Data records
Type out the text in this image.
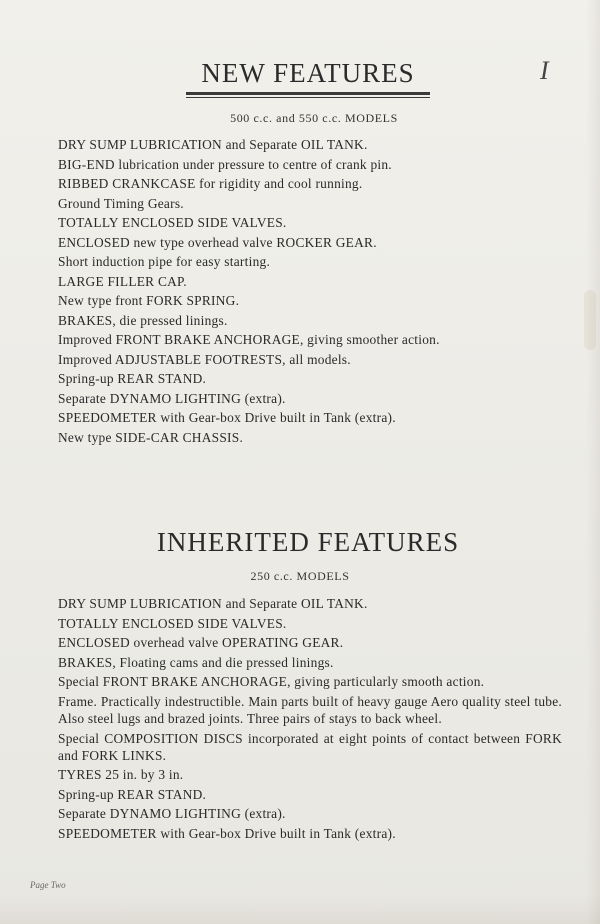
I
NEW FEATURES
500 c.c. and 550 c.c. MODELS
DRY SUMP LUBRICATION and Separate OIL TANK.
BIG-END lubrication under pressure to centre of crank pin.
RIBBED CRANKCASE for rigidity and cool running.
Ground Timing Gears.
TOTALLY ENCLOSED SIDE VALVES.
ENCLOSED new type overhead valve ROCKER GEAR.
Short induction pipe for easy starting.
LARGE FILLER CAP.
New type front FORK SPRING.
BRAKES, die pressed linings.
Improved FRONT BRAKE ANCHORAGE, giving smoother action.
Improved ADJUSTABLE FOOTRESTS, all models.
Spring-up REAR STAND.
Separate DYNAMO LIGHTING (extra).
SPEEDOMETER with Gear-box Drive built in Tank (extra).
New type SIDE-CAR CHASSIS.
INHERITED FEATURES
250 c.c. MODELS
DRY SUMP LUBRICATION and Separate OIL TANK.
TOTALLY ENCLOSED SIDE VALVES.
ENCLOSED overhead valve OPERATING GEAR.
BRAKES, Floating cams and die pressed linings.
Special FRONT BRAKE ANCHORAGE, giving particularly smooth action.
Frame. Practically indestructible. Main parts built of heavy gauge Aero quality steel tube. Also steel lugs and brazed joints. Three pairs of stays to back wheel.
Special COMPOSITION DISCS incorporated at eight points of contact between FORK and FORK LINKS.
TYRES 25 in. by 3 in.
Spring-up REAR STAND.
Separate DYNAMO LIGHTING (extra).
SPEEDOMETER with Gear-box Drive built in Tank (extra).
Page Two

**Brief:** In the listing, find all lines with the string "pressed" and copy them.

**Result:**
BRAKES, die pressed linings.
BRAKES, Floating cams and die pressed linings.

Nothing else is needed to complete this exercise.